**Exercise brief**
Scan the records for the string "resident"; copy each line where it occurs.

**Listed entries**
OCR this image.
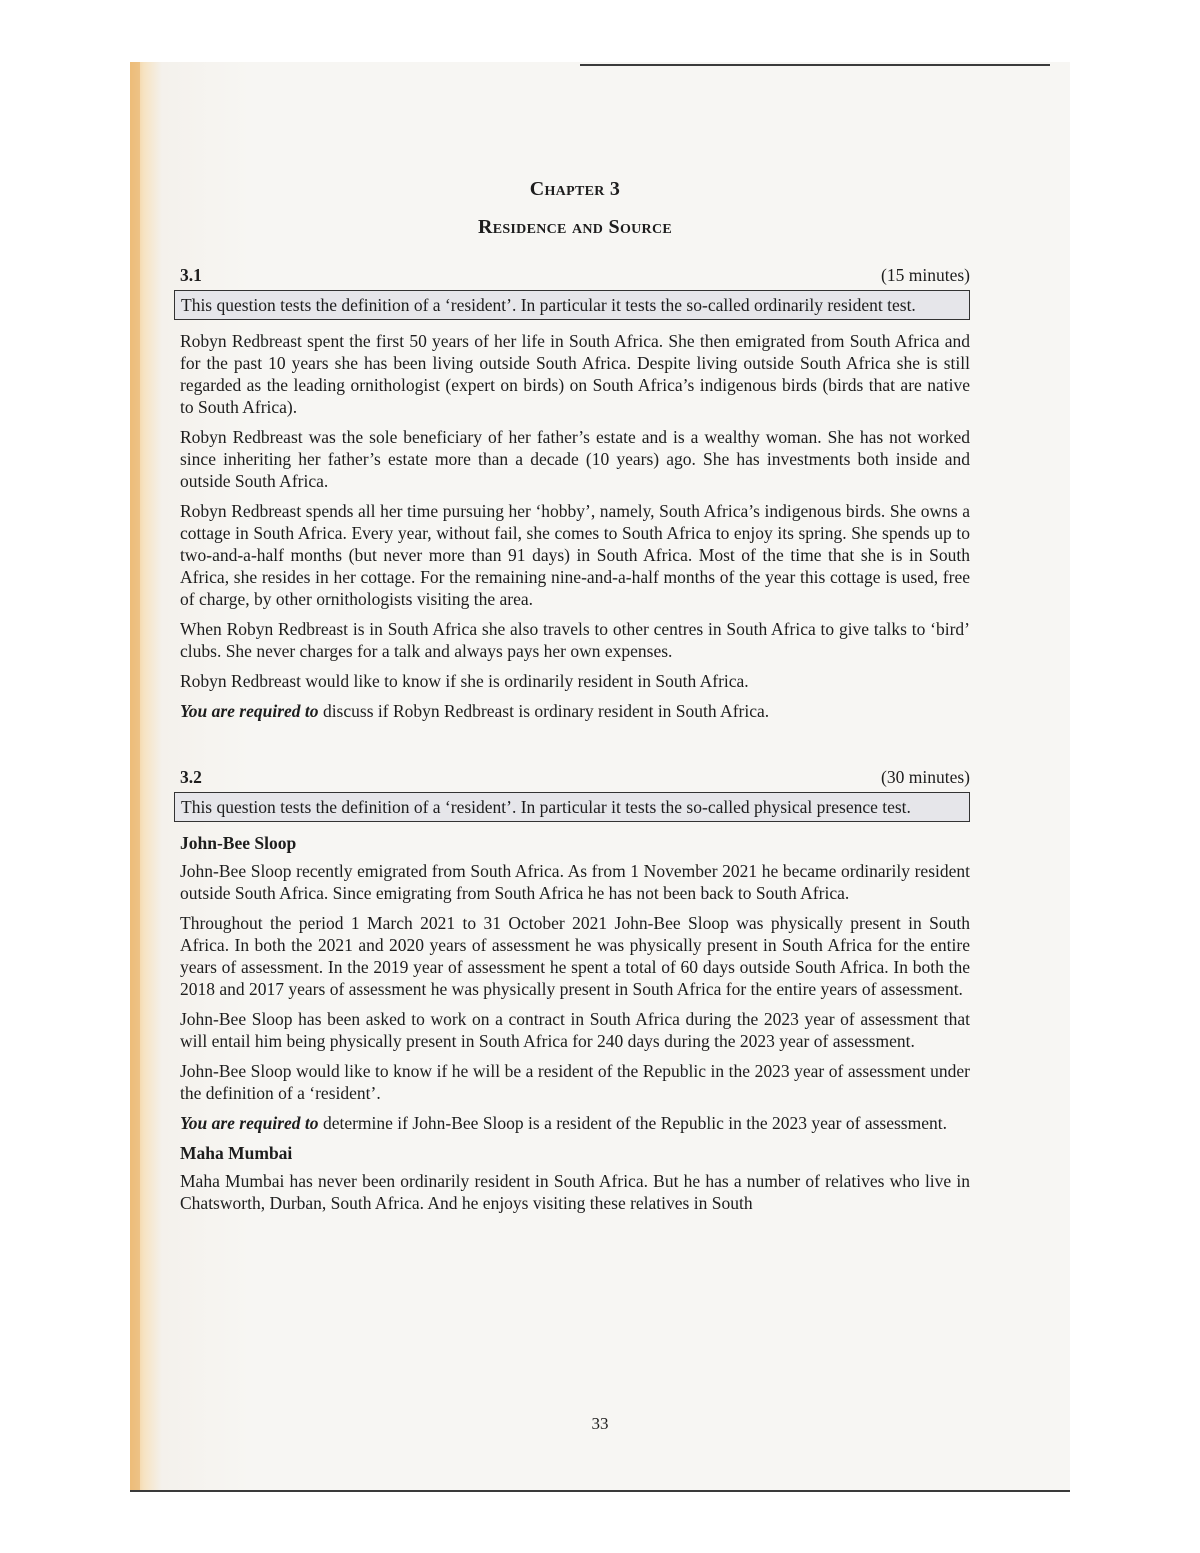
Chapter 3
Residence and Source
3.1	(15 minutes)
This question tests the definition of a ‘resident’. In particular it tests the so-called ordinarily resident test.

Robyn Redbreast spent the first 50 years of her life in South Africa. She then emigrated from South Africa and for the past 10 years she has been living outside South Africa. Despite living outside South Africa she is still regarded as the leading ornithologist (expert on birds) on South Africa’s indigenous birds (birds that are native to South Africa).

Robyn Redbreast was the sole beneficiary of her father’s estate and is a wealthy woman. She has not worked since inheriting her father’s estate more than a decade (10 years) ago. She has investments both inside and outside South Africa.

Robyn Redbreast spends all her time pursuing her ‘hobby’, namely, South Africa’s indigenous birds. She owns a cottage in South Africa. Every year, without fail, she comes to South Africa to enjoy its spring. She spends up to two-and-a-half months (but never more than 91 days) in South Africa. Most of the time that she is in South Africa, she resides in her cottage. For the remaining nine-and-a-half months of the year this cottage is used, free of charge, by other ornithologists visiting the area.

When Robyn Redbreast is in South Africa she also travels to other centres in South Africa to give talks to ‘bird’ clubs. She never charges for a talk and always pays her own expenses.

Robyn Redbreast would like to know if she is ordinarily resident in South Africa.

You are required to discuss if Robyn Redbreast is ordinary resident in South Africa.

3.2	(30 minutes)
This question tests the definition of a ‘resident’. In particular it tests the so-called physical presence test.
John-Bee Sloop

John-Bee Sloop recently emigrated from South Africa. As from 1 November 2021 he became ordinarily resident outside South Africa. Since emigrating from South Africa he has not been back to South Africa.

Throughout the period 1 March 2021 to 31 October 2021 John-Bee Sloop was physically present in South Africa. In both the 2021 and 2020 years of assessment he was physically present in South Africa for the entire years of assessment. In the 2019 year of assessment he spent a total of 60 days outside South Africa. In both the 2018 and 2017 years of assessment he was physically present in South Africa for the entire years of assessment.

John-Bee Sloop has been asked to work on a contract in South Africa during the 2023 year of assessment that will entail him being physically present in South Africa for 240 days during the 2023 year of assessment.

John-Bee Sloop would like to know if he will be a resident of the Republic in the 2023 year of assessment under the definition of a ‘resident’.

You are required to determine if John-Bee Sloop is a resident of the Republic in the 2023 year of assessment.

Maha Mumbai

Maha Mumbai has never been ordinarily resident in South Africa. But he has a number of relatives who live in Chatsworth, Durban, South Africa. And he enjoys visiting these relatives in South

33
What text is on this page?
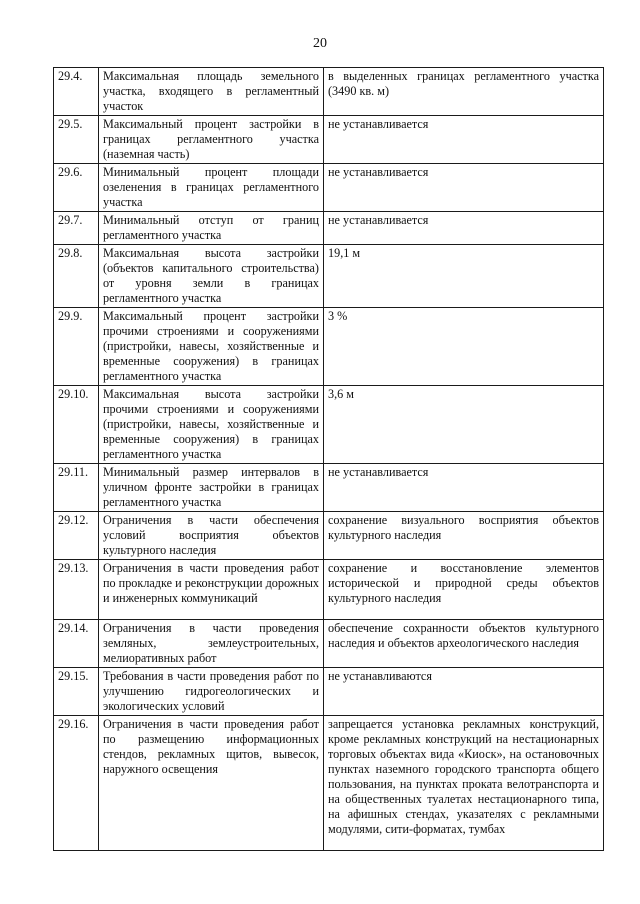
20
29.4.	Максимальная площадь земельного участка, входящего в регламентный участок	в выделенных границах регламентного участка (3490 кв. м)
29.5.	Максимальный процент застройки в границах регламентного участка (наземная часть)	не устанавливается
29.6.	Минимальный процент площади озеленения в границах регламентного участка	не устанавливается
29.7.	Минимальный отступ от границ регламентного участка	не устанавливается
29.8.	Максимальная высота застройки (объектов капитального строительства) от уровня земли в границах регламентного участка	19,1 м
29.9.	Максимальный процент застройки прочими строениями и сооружениями (пристройки, навесы, хозяйственные и временные сооружения) в границах регламентного участка	3 %
29.10.	Максимальная высота застройки прочими строениями и сооружениями (пристройки, навесы, хозяйственные и временные сооружения) в границах регламентного участка	3,6 м
29.11.	Минимальный размер интервалов в уличном фронте застройки в границах регламентного участка	не устанавливается
29.12.	Ограничения в части обеспечения условий восприятия объектов культурного наследия	сохранение визуального восприятия объектов культурного наследия
29.13.	Ограничения в части проведения работ по прокладке и реконструкции дорожных и инженерных коммуникаций	сохранение и восстановление элементов исторической и природной среды объектов культурного наследия
29.14.	Ограничения в части проведения земляных, землеустроительных, мелиоративных работ	обеспечение сохранности объектов культурного наследия и объектов археологического наследия
29.15.	Требования в части проведения работ по улучшению гидрогеологических и экологических условий	не устанавливаются
29.16.	Ограничения в части проведения работ по размещению информационных стендов, рекламных щитов, вывесок, наружного освещения	запрещается установка рекламных конструкций, кроме рекламных конструкций на нестационарных торговых объектах вида «Киоск», на остановочных пунктах наземного городского транспорта общего пользования, на пунктах проката велотранспорта и на общественных туалетах нестационарного типа, на афишных стендах, указателях с рекламными модулями, сити-форматах, тумбах
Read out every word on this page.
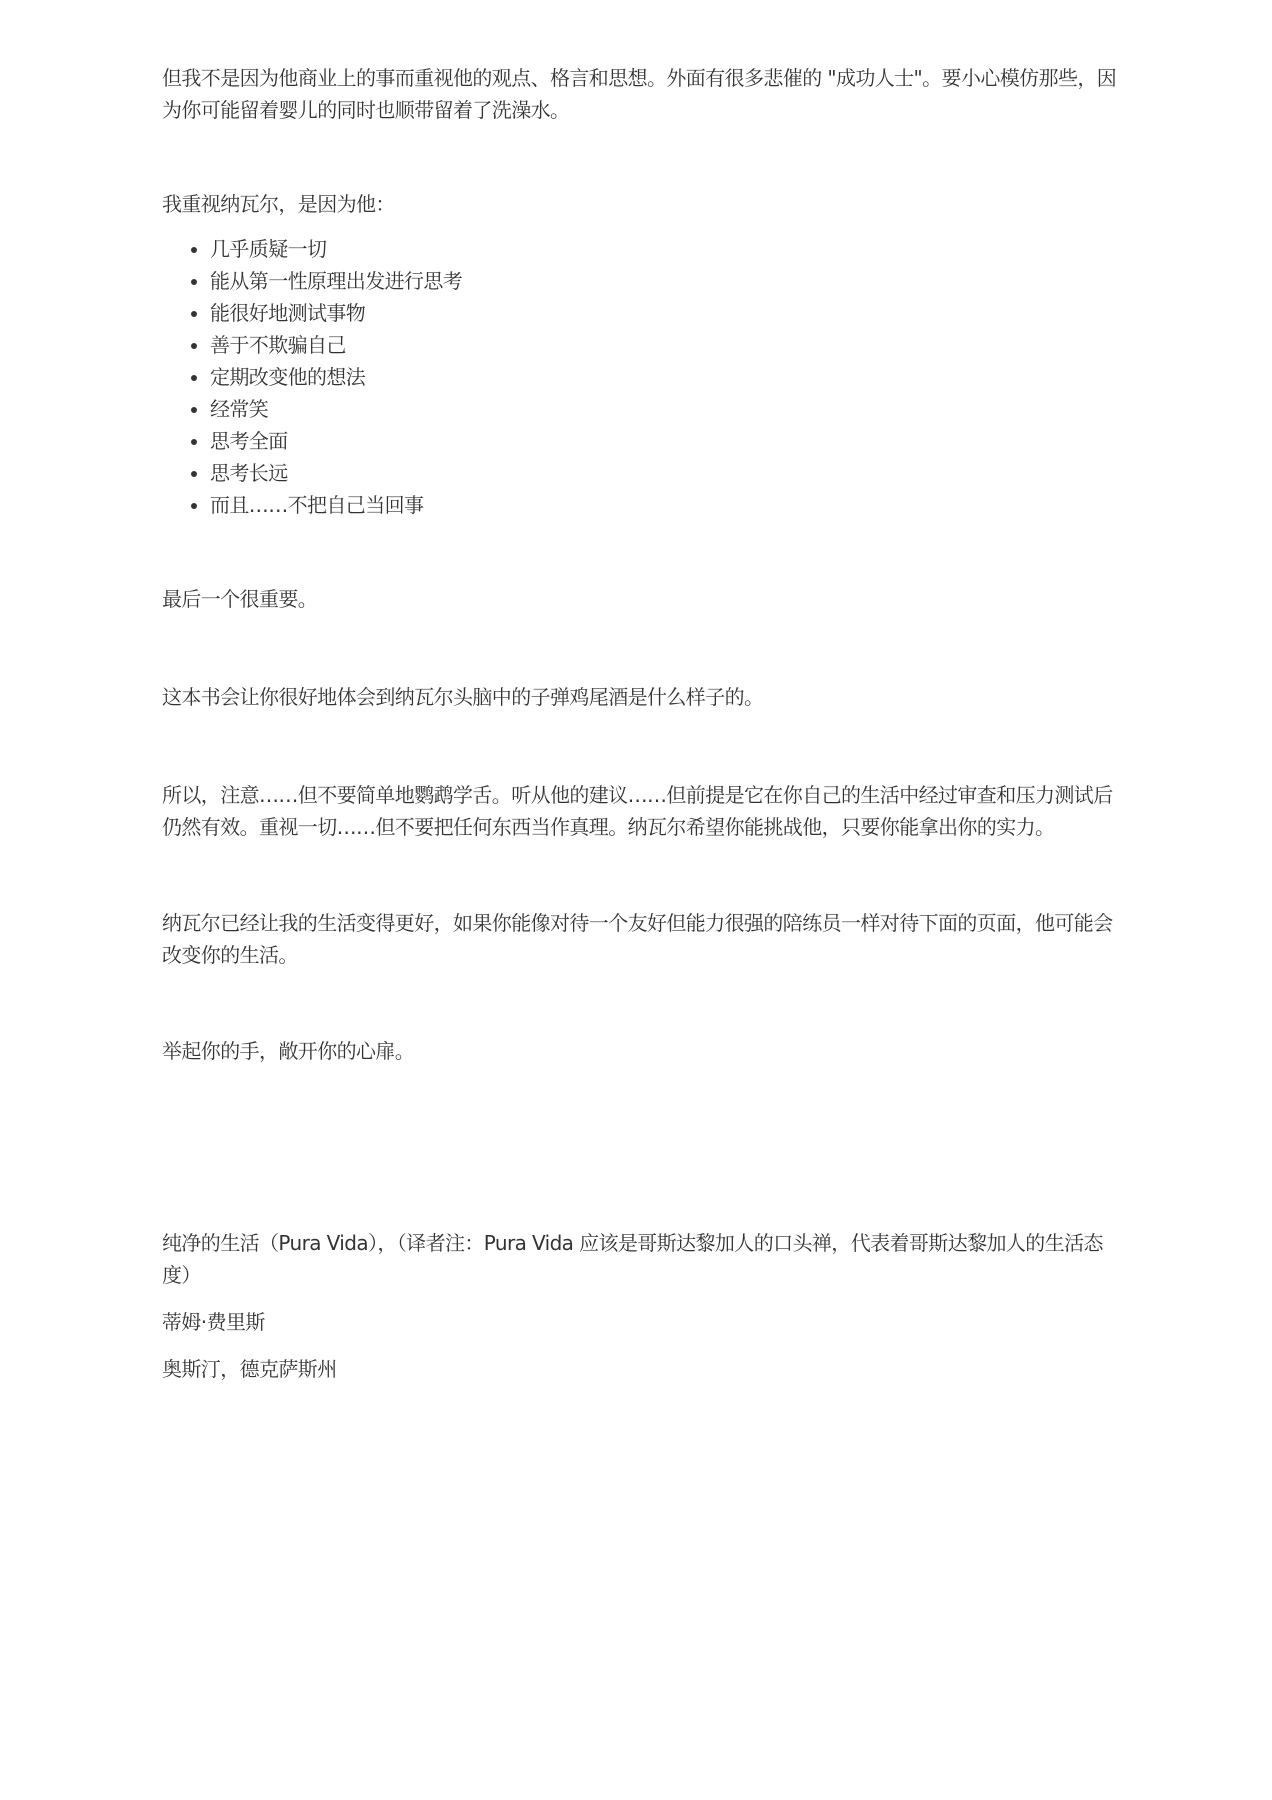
但我不是因为他商业上的事而重视他的观点、格言和思想。外面有很多悲催的 "成功人士"。要小心模仿那些，因为你可能留着婴儿的同时也顺带留着了洗澡水。

我重视纳瓦尔，是因为他：

• 几乎质疑一切
• 能从第一性原理出发进行思考
• 能很好地测试事物
• 善于不欺骗自己
• 定期改变他的想法
• 经常笑
• 思考全面
• 思考长远
• 而且……不把自己当回事

最后一个很重要。

这本书会让你很好地体会到纳瓦尔头脑中的子弹鸡尾酒是什么样子的。

所以，注意……但不要简单地鹦鹉学舌。听从他的建议……但前提是它在你自己的生活中经过审查和压力测试后仍然有效。重视一切……但不要把任何东西当作真理。纳瓦尔希望你能挑战他，只要你能拿出你的实力。

纳瓦尔已经让我的生活变得更好，如果你能像对待一个友好但能力很强的陪练员一样对待下面的页面，他可能会改变你的生活。

举起你的手，敞开你的心扉。

纯净的生活（Pura Vida），（译者注：Pura Vida 应该是哥斯达黎加人的口头禅，代表着哥斯达黎加人的生活态度）

蒂姆·费里斯

奥斯汀，德克萨斯州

**Answer in full**
This question tests the definition of a ‘resident’. In particular it tests the so-called ordinarily resident test.
Robyn Redbreast would like to know if she is ordinarily resident in South Africa.
You are required to discuss if Robyn Redbreast is ordinary resident in South Africa.
This question tests the definition of a ‘resident’. In particular it tests the so-called physical presence test.
John-Bee Sloop recently emigrated from South Africa. As from 1 November 2021 he became ordinarily resident outside South Africa. Since emigrating from South Africa he has not been back to South Africa.
John-Bee Sloop would like to know if he will be a resident of the Republic in the 2023 year of assessment under the definition of a ‘resident’.
You are required to determine if John-Bee Sloop is a resident of the Republic in the 2023 year of assessment.
Maha Mumbai has never been ordinarily resident in South Africa. But he has a number of relatives who live in Chatsworth, Durban, South Africa. And he enjoys visiting these relatives in South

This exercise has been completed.